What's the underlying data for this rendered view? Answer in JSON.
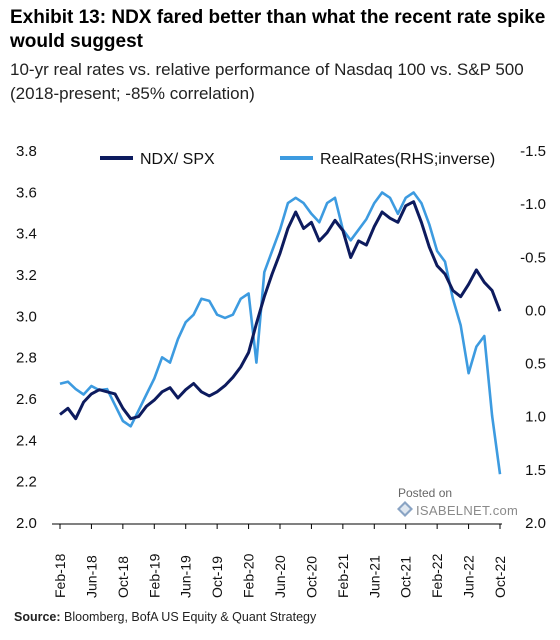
{
  "header": {
    "title": "Exhibit 13: NDX fared better than what the recent rate spike would suggest",
    "subtitle": "10-yr real rates vs. relative performance of Nasdaq 100 vs. S&P 500 (2018-present; -85% correlation)"
  },
  "footer": {
    "source_label": "Source:",
    "source_text": " Bloomberg, BofA US Equity & Quant Strategy"
  },
  "watermark": {
    "posted": "Posted on",
    "name": "ISABELNET.com"
  },
  "chart_data": {
    "type": "line",
    "categories": [
      "Feb-18",
      "Jun-18",
      "Oct-18",
      "Feb-19",
      "Jun-19",
      "Oct-19",
      "Feb-20",
      "Jun-20",
      "Oct-20",
      "Feb-21",
      "Jun-21",
      "Oct-21",
      "Feb-22",
      "Jun-22",
      "Oct-22"
    ],
    "ylim_left": [
      2.0,
      3.8
    ],
    "yticks_left": [
      "3.8",
      "3.6",
      "3.4",
      "3.2",
      "3.0",
      "2.8",
      "2.6",
      "2.4",
      "2.2",
      "2.0"
    ],
    "ylim_right_inverse": [
      -1.5,
      2.0
    ],
    "yticks_right": [
      "-1.5",
      "-1.0",
      "-0.5",
      "0.0",
      "0.5",
      "1.0",
      "1.5",
      "2.0"
    ],
    "legend_placement": "top",
    "colors": {
      "ndx": "#0d1b5e",
      "rates": "#3d9be0"
    },
    "series": [
      {
        "name": "NDX/ SPX",
        "axis": "left",
        "x": [
          "2018-02",
          "2018-03",
          "2018-04",
          "2018-05",
          "2018-06",
          "2018-07",
          "2018-08",
          "2018-09",
          "2018-10",
          "2018-11",
          "2018-12",
          "2019-01",
          "2019-02",
          "2019-03",
          "2019-04",
          "2019-05",
          "2019-06",
          "2019-07",
          "2019-08",
          "2019-09",
          "2019-10",
          "2019-11",
          "2019-12",
          "2020-01",
          "2020-02",
          "2020-03",
          "2020-04",
          "2020-05",
          "2020-06",
          "2020-07",
          "2020-08",
          "2020-09",
          "2020-10",
          "2020-11",
          "2020-12",
          "2021-01",
          "2021-02",
          "2021-03",
          "2021-04",
          "2021-05",
          "2021-06",
          "2021-07",
          "2021-08",
          "2021-09",
          "2021-10",
          "2021-11",
          "2021-12",
          "2022-01",
          "2022-02",
          "2022-03",
          "2022-04",
          "2022-05",
          "2022-06",
          "2022-07",
          "2022-08",
          "2022-09",
          "2022-10"
        ],
        "values": [
          2.52,
          2.55,
          2.5,
          2.58,
          2.62,
          2.64,
          2.63,
          2.62,
          2.55,
          2.5,
          2.51,
          2.56,
          2.59,
          2.63,
          2.65,
          2.6,
          2.64,
          2.67,
          2.63,
          2.61,
          2.63,
          2.66,
          2.7,
          2.75,
          2.82,
          2.96,
          3.09,
          3.2,
          3.3,
          3.42,
          3.5,
          3.42,
          3.45,
          3.36,
          3.4,
          3.46,
          3.41,
          3.28,
          3.36,
          3.34,
          3.43,
          3.5,
          3.47,
          3.45,
          3.53,
          3.55,
          3.45,
          3.33,
          3.24,
          3.2,
          3.12,
          3.09,
          3.15,
          3.22,
          3.16,
          3.12,
          3.02
        ]
      },
      {
        "name": "RealRates(RHS;inverse)",
        "axis": "right",
        "x": [
          "2018-02",
          "2018-03",
          "2018-04",
          "2018-05",
          "2018-06",
          "2018-07",
          "2018-08",
          "2018-09",
          "2018-10",
          "2018-11",
          "2018-12",
          "2019-01",
          "2019-02",
          "2019-03",
          "2019-04",
          "2019-05",
          "2019-06",
          "2019-07",
          "2019-08",
          "2019-09",
          "2019-10",
          "2019-11",
          "2019-12",
          "2020-01",
          "2020-02",
          "2020-03",
          "2020-04",
          "2020-05",
          "2020-06",
          "2020-07",
          "2020-08",
          "2020-09",
          "2020-10",
          "2020-11",
          "2020-12",
          "2021-01",
          "2021-02",
          "2021-03",
          "2021-04",
          "2021-05",
          "2021-06",
          "2021-07",
          "2021-08",
          "2021-09",
          "2021-10",
          "2021-11",
          "2021-12",
          "2022-01",
          "2022-02",
          "2022-03",
          "2022-04",
          "2022-05",
          "2022-06",
          "2022-07",
          "2022-08",
          "2022-09",
          "2022-10"
        ],
        "values": [
          0.7,
          0.68,
          0.75,
          0.8,
          0.72,
          0.76,
          0.75,
          0.9,
          1.05,
          1.1,
          0.95,
          0.8,
          0.65,
          0.45,
          0.5,
          0.28,
          0.12,
          0.05,
          -0.1,
          -0.08,
          0.05,
          0.08,
          0.05,
          -0.1,
          -0.15,
          0.5,
          -0.35,
          -0.55,
          -0.75,
          -1.0,
          -1.05,
          -1.0,
          -0.9,
          -0.82,
          -1.0,
          -1.05,
          -0.75,
          -0.65,
          -0.75,
          -0.85,
          -1.0,
          -1.1,
          -1.05,
          -0.9,
          -1.05,
          -1.1,
          -1.0,
          -0.8,
          -0.55,
          -0.45,
          -0.1,
          0.15,
          0.6,
          0.35,
          0.25,
          1.0,
          1.55
        ]
      }
    ]
  }
}
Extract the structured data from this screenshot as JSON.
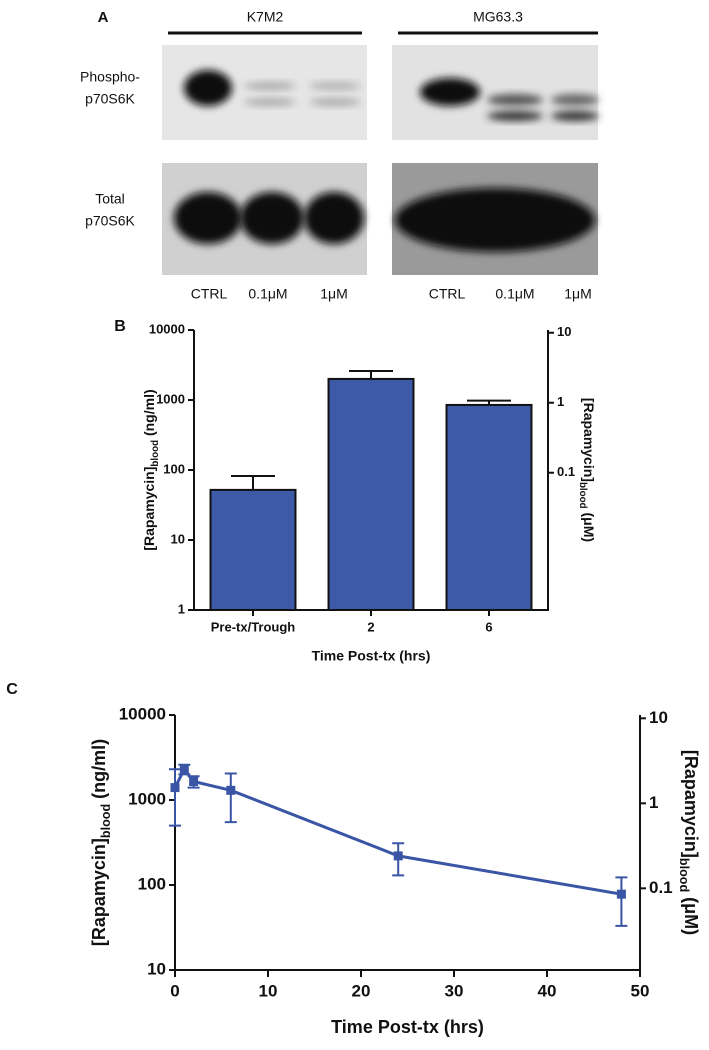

■ Task ■
Locate the word "this" in the records and collect each line it appears in.

■ Task result ■
What's the underlying data for this rendered view? Answer in JSON.
Extract the structured data from this screenshot as JSON.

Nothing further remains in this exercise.